** Exercises to complete **
[1] In the mailing-list post about the DPDK bump-in-the-wire box, what does the writer use KNI to create?
[2] List every all-capitals abbreviation that appears in the mailing-list post about the DPDK bump-in-the-wire box, counting each one once.
[3] Write what comes next in the mailing-list post about the DPDK bump-in-the-wire box, starting after its final sentence.

2014-09-23 Thread Jay Rolette
I can't discuss product details openly yet, but I'm happy to have a
detailed discussion under NDA with Intel. In fact, we had an early NDA
discussion with Intel about it a few months ago.

That said, the use case isn't tied so closely to my product that I can't
describe it in general terms...

Imagine a box that installs in your network as a transparent
bump-in-the-wire. Traffic comes in port 1 and is processed by our
DPDK-based engine, then the packets are forwarded out port 2, where they
head to their original destination. From a network topology point of view,
the box is mostly invisible.

Same process applies for traffic going the other way (RX on port 2,
special-sauce processing in DPDK app, TX on port 1).

If you are familiar with network security products, this is very much how
IPS devices work.

Where KNI comes into play is for several user-space apps that need to use
the normal network stack (sockets) to communicate over the _same_ ports
used on the main data path. We use KNI to create a virtual port with an IP
address overlaid on the "invisible" data path ports.

This isn't just for control traffic. It's obviously not line-rate
processing, but we need to get all the bandwidth we can out of it.

Let me know if that makes sense or if I need to clarify some things. If
you'd rather continue this as an NDA discussion, just shoot me an email
directly.

** Dataset content **
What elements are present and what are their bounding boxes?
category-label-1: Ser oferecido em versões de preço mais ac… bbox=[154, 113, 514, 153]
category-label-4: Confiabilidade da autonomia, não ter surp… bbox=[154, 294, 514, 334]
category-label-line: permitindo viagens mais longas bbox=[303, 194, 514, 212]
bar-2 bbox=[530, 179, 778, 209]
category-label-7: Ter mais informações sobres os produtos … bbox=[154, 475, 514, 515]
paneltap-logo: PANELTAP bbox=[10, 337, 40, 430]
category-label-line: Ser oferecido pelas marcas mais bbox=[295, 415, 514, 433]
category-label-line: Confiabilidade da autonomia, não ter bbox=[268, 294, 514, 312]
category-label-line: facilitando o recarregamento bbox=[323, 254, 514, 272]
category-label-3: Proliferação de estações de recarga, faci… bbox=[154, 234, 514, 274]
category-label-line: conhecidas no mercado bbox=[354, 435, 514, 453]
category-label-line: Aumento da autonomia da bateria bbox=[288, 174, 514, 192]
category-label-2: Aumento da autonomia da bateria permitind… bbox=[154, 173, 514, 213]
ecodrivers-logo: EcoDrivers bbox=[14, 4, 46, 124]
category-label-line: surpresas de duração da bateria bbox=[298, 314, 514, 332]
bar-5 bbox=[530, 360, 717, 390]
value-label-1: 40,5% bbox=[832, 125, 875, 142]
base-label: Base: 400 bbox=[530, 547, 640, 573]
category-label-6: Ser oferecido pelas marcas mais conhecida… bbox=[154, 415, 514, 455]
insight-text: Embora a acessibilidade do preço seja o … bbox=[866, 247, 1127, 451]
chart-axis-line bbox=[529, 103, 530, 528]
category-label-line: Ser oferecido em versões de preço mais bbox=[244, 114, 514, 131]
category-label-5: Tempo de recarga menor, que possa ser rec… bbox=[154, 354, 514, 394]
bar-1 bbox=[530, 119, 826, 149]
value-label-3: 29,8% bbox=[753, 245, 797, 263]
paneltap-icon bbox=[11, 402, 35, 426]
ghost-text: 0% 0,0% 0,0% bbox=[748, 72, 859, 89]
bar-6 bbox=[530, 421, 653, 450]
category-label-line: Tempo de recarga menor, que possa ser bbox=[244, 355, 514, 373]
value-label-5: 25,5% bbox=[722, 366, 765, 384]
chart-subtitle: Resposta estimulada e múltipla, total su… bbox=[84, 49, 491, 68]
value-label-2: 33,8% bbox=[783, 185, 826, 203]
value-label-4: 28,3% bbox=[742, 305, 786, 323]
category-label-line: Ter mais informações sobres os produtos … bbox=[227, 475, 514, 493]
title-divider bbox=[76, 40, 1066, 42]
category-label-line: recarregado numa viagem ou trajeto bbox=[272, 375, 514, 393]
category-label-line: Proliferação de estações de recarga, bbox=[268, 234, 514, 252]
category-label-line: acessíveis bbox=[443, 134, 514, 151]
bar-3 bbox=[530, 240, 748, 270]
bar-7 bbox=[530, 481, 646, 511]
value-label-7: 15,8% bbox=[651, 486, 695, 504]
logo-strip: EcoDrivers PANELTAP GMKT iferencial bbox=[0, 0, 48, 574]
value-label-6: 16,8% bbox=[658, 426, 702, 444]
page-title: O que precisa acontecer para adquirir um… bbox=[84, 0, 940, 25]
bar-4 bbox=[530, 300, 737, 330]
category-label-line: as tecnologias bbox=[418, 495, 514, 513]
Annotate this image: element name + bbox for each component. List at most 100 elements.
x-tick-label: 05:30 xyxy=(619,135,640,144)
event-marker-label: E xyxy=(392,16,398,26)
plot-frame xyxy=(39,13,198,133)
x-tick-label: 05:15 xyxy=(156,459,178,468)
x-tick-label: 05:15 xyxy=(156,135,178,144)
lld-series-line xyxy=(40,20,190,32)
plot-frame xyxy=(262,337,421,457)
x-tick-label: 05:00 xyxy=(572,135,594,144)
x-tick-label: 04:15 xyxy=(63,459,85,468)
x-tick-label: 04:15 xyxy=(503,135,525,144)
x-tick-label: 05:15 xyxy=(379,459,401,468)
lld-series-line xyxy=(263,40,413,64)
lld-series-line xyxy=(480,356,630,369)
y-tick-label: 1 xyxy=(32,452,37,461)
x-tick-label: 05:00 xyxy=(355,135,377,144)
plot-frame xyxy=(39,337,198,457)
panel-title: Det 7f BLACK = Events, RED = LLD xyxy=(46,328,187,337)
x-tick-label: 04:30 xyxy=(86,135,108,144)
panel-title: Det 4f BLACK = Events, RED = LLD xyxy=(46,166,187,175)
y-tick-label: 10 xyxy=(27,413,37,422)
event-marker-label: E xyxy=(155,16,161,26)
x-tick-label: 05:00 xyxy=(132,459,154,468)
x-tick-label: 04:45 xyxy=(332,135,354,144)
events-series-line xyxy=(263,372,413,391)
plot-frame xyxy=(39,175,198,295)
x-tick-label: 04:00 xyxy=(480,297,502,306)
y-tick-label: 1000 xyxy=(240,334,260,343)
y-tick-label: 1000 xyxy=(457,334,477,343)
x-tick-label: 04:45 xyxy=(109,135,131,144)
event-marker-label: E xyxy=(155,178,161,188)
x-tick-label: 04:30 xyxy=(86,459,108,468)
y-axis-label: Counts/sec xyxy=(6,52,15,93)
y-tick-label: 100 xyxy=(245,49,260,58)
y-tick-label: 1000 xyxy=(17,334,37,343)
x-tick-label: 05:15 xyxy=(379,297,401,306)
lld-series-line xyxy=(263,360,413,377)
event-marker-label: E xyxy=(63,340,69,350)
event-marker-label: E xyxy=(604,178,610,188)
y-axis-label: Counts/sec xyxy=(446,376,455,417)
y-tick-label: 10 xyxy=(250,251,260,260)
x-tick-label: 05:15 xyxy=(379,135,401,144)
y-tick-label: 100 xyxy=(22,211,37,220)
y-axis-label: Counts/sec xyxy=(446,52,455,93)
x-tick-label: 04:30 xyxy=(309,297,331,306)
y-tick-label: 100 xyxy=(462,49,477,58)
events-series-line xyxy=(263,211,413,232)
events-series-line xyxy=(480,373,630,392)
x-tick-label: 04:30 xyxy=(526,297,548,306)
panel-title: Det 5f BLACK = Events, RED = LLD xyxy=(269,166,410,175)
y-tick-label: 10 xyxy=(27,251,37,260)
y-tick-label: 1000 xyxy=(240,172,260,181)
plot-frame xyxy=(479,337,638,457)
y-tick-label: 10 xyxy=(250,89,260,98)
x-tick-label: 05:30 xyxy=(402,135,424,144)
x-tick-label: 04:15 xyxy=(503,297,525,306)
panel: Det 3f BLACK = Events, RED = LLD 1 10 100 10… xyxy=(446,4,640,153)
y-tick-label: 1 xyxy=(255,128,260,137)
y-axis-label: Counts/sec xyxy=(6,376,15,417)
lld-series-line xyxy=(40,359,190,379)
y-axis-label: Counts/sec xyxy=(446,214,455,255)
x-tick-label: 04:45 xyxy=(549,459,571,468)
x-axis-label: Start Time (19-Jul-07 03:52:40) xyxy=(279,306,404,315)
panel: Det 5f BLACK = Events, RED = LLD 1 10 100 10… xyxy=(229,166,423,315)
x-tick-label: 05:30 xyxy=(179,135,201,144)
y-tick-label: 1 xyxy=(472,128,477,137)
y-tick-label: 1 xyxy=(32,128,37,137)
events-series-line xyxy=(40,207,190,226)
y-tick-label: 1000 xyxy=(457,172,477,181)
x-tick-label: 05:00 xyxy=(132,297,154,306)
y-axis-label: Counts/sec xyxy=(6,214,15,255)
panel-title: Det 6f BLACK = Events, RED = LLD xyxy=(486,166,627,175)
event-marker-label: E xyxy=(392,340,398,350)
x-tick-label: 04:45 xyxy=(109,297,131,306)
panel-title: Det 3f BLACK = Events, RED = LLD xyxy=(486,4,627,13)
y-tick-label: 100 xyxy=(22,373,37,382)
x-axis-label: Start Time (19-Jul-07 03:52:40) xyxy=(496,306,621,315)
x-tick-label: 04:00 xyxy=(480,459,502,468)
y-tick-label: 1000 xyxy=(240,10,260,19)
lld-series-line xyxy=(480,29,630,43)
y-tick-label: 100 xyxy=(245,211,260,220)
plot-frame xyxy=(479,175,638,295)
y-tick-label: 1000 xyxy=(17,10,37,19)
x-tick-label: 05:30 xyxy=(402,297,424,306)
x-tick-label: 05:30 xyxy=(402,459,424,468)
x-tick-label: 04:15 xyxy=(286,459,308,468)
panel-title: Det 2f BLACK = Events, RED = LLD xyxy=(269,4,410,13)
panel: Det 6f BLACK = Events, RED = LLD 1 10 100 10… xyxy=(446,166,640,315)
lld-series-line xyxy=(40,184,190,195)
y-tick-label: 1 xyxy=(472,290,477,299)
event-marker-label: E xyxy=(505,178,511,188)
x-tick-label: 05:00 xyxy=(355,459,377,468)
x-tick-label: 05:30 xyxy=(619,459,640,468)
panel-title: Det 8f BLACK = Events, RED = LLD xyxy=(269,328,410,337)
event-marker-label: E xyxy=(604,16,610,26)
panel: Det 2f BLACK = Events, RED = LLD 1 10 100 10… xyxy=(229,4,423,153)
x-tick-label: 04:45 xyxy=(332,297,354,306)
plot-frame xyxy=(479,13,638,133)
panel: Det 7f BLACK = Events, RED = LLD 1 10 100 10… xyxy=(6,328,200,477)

** Expected outputs **
[1] A virtual port with an IP address overlaid on the "invisible" data path ports.

[2] NDA, DPDK, RX, TX, IPS, KNI, IP

[3]
Regards,
Jay



On Tue, Sep 23, 2014 at 11:38 AM, Zhou, Danny  wrote:

>
> > -Original Message-
> > From: dev [mailto:dev-bounces at dpdk.org] On Behalf Of Jay Rolette
> > Sent: Tuesday, September 23, 2014 8:39 PM
> > To: Marc Sune
> > Cc: ; dev-team at bisdn.de
> > Subject: Re: [dpdk-dev] KNI and memzones
> >
> > *> p.s. Lately someone involved with DPDK said KNI would be deprecated in
> > future DPDK releases; I haven't read or listen to this before, is this
> > true? What would be the natural replacement then?*
> >
> > KNI is a non-trivial part of the product I'm in the process of building.
> > I'd appreciate someone "in the know" addressing this one please. Are
> there
> > specific roadmap plans relative to KNI that we need to be aware of?
> >
>
> KNI and multi-threaded KNI has several limitation:
> 1) Flow classification and packet distribution are done both software,
> specifically KNI user space library, at the cost of CPU cycles.
> 2) Low performance, skb creation/free and packetscopy between skb and mbuf
> kills performance significantly.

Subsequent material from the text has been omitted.